PROBLEM:
Look through the data for the string "footer". Copy every line where it is found.

DATA FOR PROCESSING:

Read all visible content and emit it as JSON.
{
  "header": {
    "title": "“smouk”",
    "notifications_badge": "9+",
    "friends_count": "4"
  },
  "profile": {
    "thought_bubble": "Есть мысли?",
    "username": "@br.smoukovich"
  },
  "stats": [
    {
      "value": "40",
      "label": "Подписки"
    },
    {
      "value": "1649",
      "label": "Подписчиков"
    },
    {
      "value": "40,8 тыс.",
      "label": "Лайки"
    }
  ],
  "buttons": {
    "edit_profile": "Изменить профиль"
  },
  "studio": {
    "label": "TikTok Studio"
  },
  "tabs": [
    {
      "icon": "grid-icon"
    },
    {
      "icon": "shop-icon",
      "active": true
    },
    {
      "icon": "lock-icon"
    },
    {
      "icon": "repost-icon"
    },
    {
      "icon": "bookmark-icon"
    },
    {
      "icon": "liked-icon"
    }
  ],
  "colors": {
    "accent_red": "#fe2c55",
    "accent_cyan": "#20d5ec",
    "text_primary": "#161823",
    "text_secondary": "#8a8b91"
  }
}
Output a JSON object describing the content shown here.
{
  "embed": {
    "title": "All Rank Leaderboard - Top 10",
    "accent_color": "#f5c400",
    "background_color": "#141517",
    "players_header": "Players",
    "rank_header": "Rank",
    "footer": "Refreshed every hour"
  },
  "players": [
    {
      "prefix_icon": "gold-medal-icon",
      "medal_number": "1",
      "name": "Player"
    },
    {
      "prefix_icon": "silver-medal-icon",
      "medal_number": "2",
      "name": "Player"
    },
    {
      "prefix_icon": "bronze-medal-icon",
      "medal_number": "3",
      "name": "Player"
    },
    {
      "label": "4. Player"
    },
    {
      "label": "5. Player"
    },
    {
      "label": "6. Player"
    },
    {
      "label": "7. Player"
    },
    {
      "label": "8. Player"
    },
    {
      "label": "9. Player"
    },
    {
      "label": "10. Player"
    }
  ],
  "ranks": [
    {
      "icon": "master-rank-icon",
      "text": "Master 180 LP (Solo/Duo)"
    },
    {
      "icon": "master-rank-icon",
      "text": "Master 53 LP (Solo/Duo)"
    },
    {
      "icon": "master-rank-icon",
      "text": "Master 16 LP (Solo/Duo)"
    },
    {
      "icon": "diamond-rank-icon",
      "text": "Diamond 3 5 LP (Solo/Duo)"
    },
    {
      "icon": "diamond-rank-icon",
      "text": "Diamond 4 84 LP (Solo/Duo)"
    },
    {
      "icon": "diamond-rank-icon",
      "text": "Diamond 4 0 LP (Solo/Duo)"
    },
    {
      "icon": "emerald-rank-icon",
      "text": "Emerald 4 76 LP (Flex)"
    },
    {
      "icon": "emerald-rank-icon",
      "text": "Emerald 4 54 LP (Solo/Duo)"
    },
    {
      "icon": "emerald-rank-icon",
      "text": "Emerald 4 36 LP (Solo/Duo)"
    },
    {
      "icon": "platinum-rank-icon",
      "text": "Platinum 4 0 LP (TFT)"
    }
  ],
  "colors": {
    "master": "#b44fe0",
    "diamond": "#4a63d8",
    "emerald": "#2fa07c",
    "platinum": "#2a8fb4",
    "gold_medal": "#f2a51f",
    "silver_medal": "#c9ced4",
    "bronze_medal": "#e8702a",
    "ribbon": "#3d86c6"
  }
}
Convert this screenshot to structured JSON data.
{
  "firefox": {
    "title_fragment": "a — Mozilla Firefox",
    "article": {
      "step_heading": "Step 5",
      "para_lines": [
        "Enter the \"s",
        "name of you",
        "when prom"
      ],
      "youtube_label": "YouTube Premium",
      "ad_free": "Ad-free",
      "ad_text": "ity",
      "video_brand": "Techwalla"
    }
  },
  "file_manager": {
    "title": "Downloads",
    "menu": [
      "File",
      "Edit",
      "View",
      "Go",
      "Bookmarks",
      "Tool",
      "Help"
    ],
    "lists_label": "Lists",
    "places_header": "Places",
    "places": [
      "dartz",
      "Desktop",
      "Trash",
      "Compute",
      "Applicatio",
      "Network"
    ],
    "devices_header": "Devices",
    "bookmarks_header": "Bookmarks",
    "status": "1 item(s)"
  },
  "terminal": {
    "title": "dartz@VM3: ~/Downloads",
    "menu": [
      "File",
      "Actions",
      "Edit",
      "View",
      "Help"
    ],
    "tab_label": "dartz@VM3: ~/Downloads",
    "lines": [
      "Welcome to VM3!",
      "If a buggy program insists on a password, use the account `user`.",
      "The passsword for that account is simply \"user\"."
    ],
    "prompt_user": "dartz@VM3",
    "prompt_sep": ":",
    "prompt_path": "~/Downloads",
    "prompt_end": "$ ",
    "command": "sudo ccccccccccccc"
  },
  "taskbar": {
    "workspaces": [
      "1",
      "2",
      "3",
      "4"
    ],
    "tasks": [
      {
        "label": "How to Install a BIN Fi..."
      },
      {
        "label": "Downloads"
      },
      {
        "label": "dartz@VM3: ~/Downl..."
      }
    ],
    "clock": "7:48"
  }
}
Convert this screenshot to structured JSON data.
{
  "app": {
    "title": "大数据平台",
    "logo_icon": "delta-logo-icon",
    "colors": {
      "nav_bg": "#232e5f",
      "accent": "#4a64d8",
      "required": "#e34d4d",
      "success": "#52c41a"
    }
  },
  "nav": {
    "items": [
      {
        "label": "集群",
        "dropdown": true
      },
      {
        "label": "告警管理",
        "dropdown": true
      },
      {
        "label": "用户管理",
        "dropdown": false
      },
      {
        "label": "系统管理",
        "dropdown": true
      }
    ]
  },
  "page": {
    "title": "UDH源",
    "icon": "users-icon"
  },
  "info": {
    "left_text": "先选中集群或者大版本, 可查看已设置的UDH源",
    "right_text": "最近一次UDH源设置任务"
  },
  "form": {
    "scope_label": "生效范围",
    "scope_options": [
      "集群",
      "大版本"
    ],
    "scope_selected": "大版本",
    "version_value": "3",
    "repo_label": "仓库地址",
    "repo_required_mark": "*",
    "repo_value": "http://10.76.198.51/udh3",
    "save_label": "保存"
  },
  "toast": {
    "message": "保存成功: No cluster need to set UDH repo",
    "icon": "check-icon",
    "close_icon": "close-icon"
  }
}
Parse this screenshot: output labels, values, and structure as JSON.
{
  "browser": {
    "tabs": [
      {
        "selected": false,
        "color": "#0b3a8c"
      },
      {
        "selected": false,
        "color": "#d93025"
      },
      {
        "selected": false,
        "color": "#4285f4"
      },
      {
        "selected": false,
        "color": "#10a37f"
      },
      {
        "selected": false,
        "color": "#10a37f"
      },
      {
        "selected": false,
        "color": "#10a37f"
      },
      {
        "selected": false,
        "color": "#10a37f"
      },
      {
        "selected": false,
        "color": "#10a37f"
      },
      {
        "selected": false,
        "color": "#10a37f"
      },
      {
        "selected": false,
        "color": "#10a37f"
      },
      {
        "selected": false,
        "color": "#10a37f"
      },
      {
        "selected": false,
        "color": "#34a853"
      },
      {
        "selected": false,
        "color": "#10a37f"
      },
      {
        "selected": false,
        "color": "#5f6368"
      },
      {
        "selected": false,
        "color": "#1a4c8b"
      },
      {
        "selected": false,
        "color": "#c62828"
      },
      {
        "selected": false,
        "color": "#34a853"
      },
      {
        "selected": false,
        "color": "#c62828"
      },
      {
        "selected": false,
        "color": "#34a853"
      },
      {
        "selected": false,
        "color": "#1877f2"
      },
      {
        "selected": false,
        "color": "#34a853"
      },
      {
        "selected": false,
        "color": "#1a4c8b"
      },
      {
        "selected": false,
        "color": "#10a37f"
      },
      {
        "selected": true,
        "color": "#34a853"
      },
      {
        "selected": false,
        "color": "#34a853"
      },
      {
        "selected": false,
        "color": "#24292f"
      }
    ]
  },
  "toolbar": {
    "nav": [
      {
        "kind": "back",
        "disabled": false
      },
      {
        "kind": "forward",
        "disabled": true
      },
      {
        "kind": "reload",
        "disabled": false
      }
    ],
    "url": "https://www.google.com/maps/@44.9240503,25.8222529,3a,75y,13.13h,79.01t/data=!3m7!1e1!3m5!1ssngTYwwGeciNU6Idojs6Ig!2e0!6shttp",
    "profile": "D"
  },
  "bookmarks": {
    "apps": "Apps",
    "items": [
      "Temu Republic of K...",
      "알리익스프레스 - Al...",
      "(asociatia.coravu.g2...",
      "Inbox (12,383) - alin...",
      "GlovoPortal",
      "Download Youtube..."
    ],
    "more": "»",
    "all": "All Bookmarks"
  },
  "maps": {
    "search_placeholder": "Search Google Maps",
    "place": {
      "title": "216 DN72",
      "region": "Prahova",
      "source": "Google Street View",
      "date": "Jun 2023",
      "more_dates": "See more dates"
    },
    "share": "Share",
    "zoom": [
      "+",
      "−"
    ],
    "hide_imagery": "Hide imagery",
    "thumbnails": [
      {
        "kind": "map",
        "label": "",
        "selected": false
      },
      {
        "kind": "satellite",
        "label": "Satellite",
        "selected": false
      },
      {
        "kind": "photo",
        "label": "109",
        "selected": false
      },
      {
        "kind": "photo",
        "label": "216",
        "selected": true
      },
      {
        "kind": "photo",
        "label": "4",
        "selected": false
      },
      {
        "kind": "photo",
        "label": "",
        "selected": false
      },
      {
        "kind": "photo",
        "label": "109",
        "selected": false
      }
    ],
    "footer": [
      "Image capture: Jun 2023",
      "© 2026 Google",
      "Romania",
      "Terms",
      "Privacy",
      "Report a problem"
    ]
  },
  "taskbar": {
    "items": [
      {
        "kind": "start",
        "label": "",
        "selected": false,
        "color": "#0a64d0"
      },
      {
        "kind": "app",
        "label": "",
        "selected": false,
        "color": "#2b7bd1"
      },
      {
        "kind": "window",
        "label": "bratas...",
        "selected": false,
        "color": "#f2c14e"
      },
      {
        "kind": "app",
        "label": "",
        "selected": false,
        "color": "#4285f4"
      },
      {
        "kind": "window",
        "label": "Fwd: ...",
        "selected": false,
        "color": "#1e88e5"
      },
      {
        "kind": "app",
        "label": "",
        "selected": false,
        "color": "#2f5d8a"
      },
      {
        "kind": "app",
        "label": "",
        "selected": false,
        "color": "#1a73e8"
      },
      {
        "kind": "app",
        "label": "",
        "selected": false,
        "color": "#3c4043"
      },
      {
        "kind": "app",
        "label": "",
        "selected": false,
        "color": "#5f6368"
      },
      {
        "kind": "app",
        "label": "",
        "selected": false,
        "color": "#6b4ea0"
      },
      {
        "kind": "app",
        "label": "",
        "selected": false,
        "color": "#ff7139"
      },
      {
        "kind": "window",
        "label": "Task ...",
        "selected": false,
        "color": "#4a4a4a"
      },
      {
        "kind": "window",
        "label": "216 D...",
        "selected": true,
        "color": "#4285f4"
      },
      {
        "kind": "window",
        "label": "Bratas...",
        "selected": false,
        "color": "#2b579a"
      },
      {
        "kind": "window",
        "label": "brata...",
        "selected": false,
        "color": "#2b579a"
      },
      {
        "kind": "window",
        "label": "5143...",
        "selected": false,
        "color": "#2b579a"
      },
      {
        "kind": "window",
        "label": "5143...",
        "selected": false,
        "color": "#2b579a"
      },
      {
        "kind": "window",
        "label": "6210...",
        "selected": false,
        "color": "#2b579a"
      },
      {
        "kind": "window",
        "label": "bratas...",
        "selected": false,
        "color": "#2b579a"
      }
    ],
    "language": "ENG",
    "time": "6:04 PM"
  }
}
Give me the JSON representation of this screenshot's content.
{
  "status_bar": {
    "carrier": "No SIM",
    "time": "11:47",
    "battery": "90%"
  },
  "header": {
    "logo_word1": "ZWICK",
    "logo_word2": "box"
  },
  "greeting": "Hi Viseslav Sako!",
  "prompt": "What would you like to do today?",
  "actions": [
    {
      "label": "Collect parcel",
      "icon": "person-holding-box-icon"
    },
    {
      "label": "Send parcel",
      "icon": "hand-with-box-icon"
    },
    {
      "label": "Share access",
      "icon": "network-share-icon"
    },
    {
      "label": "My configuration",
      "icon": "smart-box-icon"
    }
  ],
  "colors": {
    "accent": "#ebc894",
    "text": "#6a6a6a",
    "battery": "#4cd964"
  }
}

SOLUTION TO THIS TASK:
    "footer": "Refreshed every hour"
    "footer": [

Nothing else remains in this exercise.